• [Task instructions]:
Every line that holds the string "JSON" is to be identified and copied.

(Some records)
########################################

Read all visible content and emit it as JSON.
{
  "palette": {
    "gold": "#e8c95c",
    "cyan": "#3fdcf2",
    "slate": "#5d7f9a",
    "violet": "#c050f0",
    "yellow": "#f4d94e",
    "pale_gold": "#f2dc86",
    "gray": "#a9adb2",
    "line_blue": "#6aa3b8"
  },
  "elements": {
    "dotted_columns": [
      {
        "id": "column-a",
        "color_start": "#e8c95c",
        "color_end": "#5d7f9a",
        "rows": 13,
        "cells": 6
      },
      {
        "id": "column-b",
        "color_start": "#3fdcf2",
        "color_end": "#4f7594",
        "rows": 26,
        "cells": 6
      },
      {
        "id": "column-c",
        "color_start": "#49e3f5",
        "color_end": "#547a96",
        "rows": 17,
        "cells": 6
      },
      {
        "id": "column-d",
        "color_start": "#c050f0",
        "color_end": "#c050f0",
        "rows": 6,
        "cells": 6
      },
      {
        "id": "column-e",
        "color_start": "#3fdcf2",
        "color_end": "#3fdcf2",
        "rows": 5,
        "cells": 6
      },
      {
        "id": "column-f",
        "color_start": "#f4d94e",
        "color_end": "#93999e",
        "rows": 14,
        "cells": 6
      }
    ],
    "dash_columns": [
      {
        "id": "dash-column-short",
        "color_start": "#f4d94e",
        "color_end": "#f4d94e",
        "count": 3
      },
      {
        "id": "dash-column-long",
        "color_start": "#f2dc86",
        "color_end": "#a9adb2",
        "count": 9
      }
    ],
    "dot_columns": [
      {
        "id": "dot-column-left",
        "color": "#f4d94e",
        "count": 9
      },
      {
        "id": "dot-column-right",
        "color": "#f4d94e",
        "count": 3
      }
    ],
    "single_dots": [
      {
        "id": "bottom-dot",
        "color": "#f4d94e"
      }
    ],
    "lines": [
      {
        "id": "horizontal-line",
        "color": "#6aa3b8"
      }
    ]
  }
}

########################################

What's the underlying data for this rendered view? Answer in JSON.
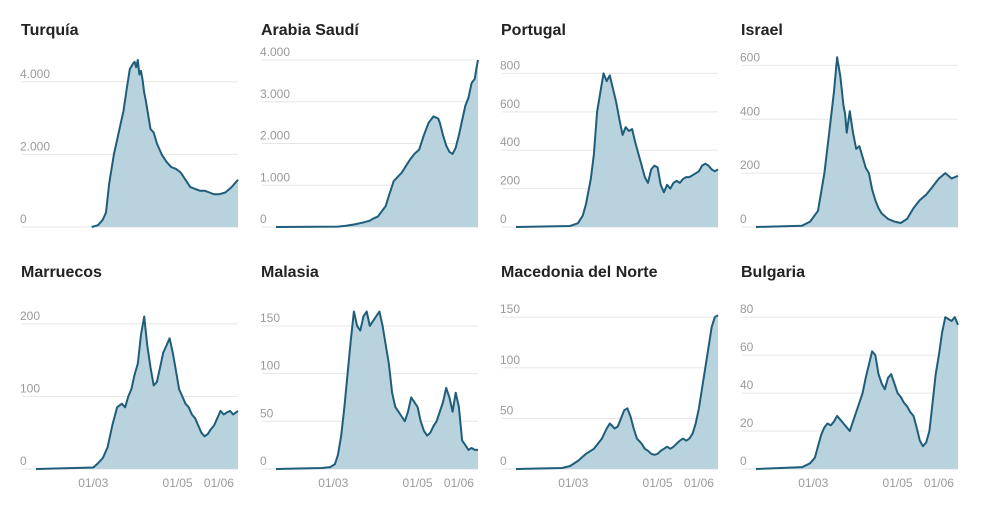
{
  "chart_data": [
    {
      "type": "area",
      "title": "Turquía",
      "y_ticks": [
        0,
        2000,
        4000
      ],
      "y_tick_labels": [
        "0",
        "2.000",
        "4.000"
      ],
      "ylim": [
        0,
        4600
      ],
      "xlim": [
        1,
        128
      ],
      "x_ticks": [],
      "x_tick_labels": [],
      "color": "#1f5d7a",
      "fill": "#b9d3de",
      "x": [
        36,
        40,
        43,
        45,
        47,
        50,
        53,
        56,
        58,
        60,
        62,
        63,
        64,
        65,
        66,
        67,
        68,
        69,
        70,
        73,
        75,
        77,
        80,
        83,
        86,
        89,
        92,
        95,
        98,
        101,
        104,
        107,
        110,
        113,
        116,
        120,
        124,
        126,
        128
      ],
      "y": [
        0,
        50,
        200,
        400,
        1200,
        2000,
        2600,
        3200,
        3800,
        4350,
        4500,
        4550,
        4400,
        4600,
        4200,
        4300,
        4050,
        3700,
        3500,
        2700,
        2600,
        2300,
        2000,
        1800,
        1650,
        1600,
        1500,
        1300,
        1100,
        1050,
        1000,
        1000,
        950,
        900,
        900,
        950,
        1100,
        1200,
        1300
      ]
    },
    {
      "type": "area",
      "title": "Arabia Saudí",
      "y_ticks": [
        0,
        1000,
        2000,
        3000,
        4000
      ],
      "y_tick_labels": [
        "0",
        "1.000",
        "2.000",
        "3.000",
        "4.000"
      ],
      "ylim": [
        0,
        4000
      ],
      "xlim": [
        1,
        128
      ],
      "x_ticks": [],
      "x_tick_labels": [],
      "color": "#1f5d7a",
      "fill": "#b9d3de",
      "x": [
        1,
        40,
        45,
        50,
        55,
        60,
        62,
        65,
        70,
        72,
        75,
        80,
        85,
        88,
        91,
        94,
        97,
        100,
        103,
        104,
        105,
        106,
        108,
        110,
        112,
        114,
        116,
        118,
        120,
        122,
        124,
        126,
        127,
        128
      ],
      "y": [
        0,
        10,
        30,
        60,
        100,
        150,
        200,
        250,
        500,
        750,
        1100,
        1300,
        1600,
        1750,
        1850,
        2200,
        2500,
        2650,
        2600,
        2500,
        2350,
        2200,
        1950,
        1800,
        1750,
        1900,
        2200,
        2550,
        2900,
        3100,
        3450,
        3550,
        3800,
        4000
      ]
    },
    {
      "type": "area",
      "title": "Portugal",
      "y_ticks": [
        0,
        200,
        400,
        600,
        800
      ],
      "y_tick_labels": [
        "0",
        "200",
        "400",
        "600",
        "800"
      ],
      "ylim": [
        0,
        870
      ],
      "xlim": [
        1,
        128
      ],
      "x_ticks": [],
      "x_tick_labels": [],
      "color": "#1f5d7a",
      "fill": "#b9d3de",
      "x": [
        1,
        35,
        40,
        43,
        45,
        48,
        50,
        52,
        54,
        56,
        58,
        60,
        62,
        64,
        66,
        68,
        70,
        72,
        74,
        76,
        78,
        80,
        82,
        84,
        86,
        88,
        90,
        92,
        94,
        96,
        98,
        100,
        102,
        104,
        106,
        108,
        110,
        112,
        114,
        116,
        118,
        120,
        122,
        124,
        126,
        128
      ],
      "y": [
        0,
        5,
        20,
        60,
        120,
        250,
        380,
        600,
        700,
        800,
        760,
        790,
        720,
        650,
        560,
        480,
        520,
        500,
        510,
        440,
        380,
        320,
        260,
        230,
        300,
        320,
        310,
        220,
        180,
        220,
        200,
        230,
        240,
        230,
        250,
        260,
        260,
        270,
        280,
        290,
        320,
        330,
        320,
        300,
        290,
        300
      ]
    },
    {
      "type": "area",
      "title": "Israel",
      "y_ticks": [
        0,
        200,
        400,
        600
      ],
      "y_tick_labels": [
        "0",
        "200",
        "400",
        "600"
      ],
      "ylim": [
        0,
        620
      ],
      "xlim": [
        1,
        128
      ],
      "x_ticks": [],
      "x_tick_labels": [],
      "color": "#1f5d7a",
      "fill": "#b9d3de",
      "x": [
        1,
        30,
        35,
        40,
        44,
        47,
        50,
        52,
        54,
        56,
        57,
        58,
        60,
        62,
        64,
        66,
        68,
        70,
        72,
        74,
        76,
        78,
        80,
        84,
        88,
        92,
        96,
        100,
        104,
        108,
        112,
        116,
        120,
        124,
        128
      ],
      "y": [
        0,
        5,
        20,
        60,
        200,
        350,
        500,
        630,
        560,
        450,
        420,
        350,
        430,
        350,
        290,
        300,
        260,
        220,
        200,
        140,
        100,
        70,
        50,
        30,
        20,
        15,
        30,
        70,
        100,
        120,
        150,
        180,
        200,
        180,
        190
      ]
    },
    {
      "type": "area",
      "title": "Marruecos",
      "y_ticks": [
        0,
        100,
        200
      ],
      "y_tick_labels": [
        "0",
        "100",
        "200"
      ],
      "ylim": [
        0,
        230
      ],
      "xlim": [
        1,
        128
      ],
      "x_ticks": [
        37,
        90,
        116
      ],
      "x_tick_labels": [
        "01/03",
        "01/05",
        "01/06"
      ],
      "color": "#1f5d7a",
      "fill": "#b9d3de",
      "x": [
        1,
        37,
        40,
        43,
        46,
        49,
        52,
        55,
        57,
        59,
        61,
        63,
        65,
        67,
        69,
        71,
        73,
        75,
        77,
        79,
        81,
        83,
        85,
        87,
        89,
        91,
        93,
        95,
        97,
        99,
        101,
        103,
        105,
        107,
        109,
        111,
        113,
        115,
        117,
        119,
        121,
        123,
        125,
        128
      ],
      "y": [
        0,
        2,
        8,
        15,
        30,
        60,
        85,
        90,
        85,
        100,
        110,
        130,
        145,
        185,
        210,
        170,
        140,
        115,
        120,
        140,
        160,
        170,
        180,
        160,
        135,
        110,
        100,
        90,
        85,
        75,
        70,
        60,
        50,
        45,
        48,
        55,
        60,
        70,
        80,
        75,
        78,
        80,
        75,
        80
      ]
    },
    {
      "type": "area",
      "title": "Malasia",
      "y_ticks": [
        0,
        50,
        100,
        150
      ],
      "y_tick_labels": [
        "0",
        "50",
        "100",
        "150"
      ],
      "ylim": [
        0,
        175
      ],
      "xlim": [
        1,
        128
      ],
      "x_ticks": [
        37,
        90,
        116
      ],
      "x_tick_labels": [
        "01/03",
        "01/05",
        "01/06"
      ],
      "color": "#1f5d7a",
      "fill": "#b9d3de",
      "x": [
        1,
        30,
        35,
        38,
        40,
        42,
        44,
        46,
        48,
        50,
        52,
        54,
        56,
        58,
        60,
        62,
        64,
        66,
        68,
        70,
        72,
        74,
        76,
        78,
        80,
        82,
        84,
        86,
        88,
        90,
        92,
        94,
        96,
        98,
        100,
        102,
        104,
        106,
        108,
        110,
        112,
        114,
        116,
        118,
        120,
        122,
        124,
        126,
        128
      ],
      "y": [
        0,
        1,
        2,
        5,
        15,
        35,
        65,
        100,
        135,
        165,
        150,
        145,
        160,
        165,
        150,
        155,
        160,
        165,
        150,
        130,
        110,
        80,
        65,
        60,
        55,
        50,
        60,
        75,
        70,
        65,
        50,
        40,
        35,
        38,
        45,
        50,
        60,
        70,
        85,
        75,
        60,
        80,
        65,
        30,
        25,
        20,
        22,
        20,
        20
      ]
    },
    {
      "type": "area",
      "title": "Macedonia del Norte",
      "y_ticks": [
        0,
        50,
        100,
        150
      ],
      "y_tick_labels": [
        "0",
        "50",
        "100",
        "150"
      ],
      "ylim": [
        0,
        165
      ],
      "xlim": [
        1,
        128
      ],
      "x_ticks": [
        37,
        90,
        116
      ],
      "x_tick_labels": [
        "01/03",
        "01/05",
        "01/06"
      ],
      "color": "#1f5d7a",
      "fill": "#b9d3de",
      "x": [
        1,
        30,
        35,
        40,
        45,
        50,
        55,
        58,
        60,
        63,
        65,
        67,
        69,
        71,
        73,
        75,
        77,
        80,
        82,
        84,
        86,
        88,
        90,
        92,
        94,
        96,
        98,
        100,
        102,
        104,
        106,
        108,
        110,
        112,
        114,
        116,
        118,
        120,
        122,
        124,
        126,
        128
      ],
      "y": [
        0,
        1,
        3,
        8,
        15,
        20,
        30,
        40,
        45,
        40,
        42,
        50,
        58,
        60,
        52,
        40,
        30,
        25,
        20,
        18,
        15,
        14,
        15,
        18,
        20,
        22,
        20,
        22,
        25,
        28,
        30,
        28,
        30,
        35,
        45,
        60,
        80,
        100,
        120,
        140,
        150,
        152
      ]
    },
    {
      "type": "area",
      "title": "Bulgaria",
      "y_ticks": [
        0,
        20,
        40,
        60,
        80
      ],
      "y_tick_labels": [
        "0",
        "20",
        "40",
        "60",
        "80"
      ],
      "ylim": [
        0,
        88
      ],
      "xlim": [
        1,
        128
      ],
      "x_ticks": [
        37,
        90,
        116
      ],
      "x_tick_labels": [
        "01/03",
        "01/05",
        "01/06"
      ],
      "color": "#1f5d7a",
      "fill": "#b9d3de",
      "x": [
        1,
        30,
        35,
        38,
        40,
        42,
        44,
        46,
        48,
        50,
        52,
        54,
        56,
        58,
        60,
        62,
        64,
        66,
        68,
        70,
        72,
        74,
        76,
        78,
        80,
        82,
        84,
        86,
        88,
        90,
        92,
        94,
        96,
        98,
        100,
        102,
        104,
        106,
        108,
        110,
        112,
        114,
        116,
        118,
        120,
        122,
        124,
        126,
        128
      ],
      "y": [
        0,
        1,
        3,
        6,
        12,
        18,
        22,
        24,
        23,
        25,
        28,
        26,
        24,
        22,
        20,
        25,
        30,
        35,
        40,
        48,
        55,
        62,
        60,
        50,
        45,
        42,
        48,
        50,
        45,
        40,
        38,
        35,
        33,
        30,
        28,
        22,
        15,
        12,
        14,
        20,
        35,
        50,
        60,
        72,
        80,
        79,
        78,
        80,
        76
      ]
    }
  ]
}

########################################

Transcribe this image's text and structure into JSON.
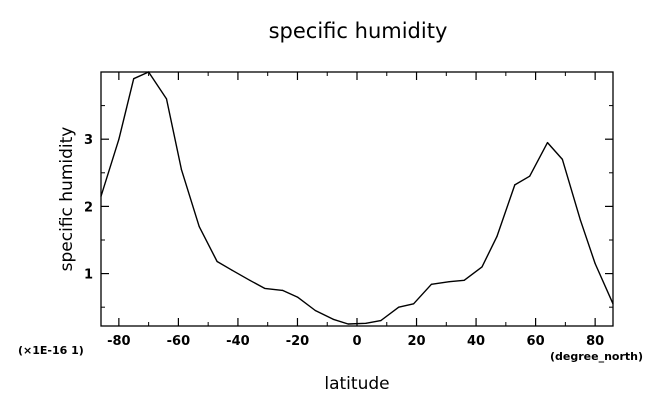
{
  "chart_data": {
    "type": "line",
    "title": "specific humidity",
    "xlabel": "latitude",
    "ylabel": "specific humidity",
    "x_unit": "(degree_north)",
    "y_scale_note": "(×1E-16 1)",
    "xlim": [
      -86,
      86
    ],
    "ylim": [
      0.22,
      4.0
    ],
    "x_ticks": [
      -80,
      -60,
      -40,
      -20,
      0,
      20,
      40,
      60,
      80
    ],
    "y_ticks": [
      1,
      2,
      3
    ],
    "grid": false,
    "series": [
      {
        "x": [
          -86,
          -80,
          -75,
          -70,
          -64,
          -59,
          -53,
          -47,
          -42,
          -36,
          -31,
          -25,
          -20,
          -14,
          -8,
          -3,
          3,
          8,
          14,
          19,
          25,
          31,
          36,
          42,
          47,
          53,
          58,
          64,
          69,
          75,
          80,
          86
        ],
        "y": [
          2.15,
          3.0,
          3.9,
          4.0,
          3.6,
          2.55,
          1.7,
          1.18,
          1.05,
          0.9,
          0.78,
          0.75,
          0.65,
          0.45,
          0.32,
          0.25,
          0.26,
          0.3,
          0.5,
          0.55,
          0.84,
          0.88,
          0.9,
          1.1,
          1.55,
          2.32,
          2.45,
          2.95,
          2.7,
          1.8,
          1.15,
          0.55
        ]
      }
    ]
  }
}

########################################

• [Solution for this task]:
Read all visible content and emit it as JSON.
What's the underlying data for this rendered view? Answer in JSON.
Transcribe this image's text and structure into JSON.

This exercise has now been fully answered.